● **TASK TO CARRY OUT**
For each line in the data below that holds "icon", return a copy.
+++
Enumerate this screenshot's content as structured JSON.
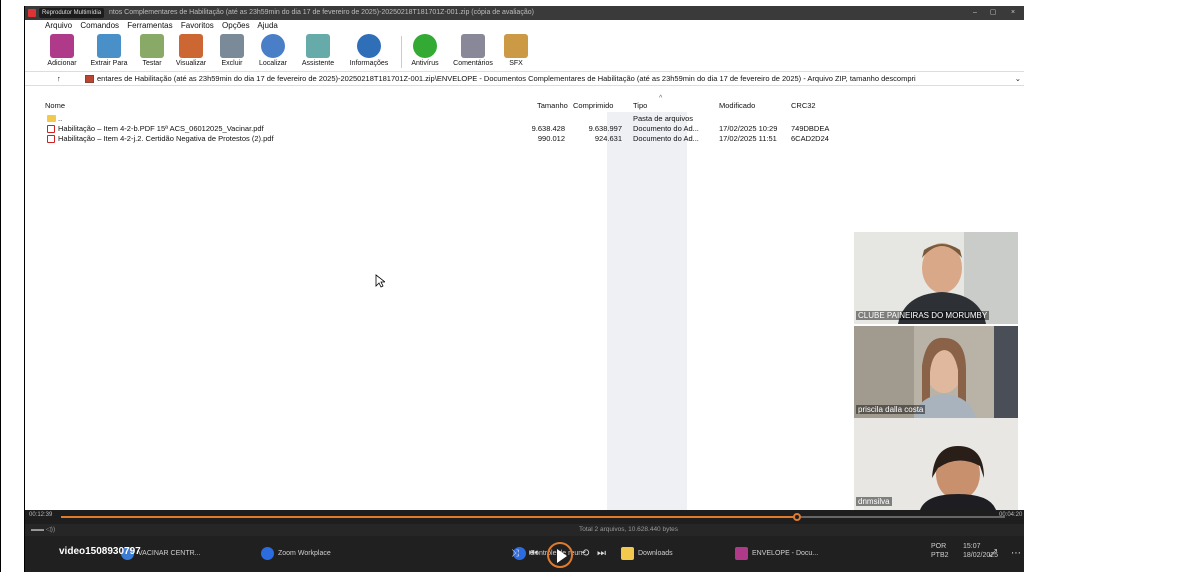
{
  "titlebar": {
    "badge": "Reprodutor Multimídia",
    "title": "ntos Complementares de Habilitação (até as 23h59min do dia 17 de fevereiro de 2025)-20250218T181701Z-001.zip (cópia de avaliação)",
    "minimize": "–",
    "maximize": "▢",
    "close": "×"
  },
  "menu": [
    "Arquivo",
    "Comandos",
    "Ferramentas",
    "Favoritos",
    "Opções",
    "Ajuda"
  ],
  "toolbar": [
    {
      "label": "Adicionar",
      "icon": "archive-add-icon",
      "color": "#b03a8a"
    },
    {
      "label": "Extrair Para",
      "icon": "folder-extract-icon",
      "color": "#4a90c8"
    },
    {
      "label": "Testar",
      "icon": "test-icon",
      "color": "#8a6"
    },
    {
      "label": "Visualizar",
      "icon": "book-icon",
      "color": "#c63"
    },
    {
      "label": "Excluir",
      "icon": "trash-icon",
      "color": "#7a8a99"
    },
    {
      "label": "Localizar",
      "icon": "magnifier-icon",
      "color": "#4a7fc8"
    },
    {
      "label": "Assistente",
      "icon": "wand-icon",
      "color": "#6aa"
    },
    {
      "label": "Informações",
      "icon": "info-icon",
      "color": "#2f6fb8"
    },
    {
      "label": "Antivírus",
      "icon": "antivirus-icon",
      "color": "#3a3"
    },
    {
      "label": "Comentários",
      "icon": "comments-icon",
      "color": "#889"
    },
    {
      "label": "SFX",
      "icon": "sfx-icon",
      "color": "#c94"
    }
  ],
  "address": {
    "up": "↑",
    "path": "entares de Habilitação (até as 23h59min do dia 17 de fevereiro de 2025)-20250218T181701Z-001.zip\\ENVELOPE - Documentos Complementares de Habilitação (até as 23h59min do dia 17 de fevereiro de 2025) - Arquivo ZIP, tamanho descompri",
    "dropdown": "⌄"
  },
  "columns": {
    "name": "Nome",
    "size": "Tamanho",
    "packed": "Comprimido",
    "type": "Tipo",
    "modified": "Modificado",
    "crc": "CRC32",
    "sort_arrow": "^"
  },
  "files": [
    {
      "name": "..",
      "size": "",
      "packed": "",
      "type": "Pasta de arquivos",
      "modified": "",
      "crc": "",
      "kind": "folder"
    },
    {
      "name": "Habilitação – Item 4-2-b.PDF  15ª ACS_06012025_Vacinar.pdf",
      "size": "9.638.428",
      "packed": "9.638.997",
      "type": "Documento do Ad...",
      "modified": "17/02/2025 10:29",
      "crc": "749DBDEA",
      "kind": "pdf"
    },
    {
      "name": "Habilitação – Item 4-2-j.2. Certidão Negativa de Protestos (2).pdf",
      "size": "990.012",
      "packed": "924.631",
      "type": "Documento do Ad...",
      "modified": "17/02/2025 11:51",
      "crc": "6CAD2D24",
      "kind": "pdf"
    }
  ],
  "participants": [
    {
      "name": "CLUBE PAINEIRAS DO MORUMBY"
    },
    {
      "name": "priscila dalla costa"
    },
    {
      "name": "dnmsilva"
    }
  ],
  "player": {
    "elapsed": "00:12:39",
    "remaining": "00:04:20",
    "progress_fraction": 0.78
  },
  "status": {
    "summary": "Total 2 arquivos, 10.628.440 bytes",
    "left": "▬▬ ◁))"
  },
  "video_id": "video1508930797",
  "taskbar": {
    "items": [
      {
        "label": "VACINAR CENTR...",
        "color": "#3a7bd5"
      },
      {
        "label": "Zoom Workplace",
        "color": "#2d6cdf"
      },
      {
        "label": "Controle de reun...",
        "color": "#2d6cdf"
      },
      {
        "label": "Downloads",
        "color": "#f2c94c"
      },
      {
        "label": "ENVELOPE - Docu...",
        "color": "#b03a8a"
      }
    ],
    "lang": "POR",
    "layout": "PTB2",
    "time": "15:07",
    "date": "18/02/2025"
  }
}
+++
● **EXPECTED ANSWER**
      "icon": "archive-add-icon",
      "icon": "folder-extract-icon",
      "icon": "test-icon",
      "icon": "book-icon",
      "icon": "trash-icon",
      "icon": "magnifier-icon",
      "icon": "wand-icon",
      "icon": "info-icon",
      "icon": "antivirus-icon",
      "icon": "comments-icon",
      "icon": "sfx-icon",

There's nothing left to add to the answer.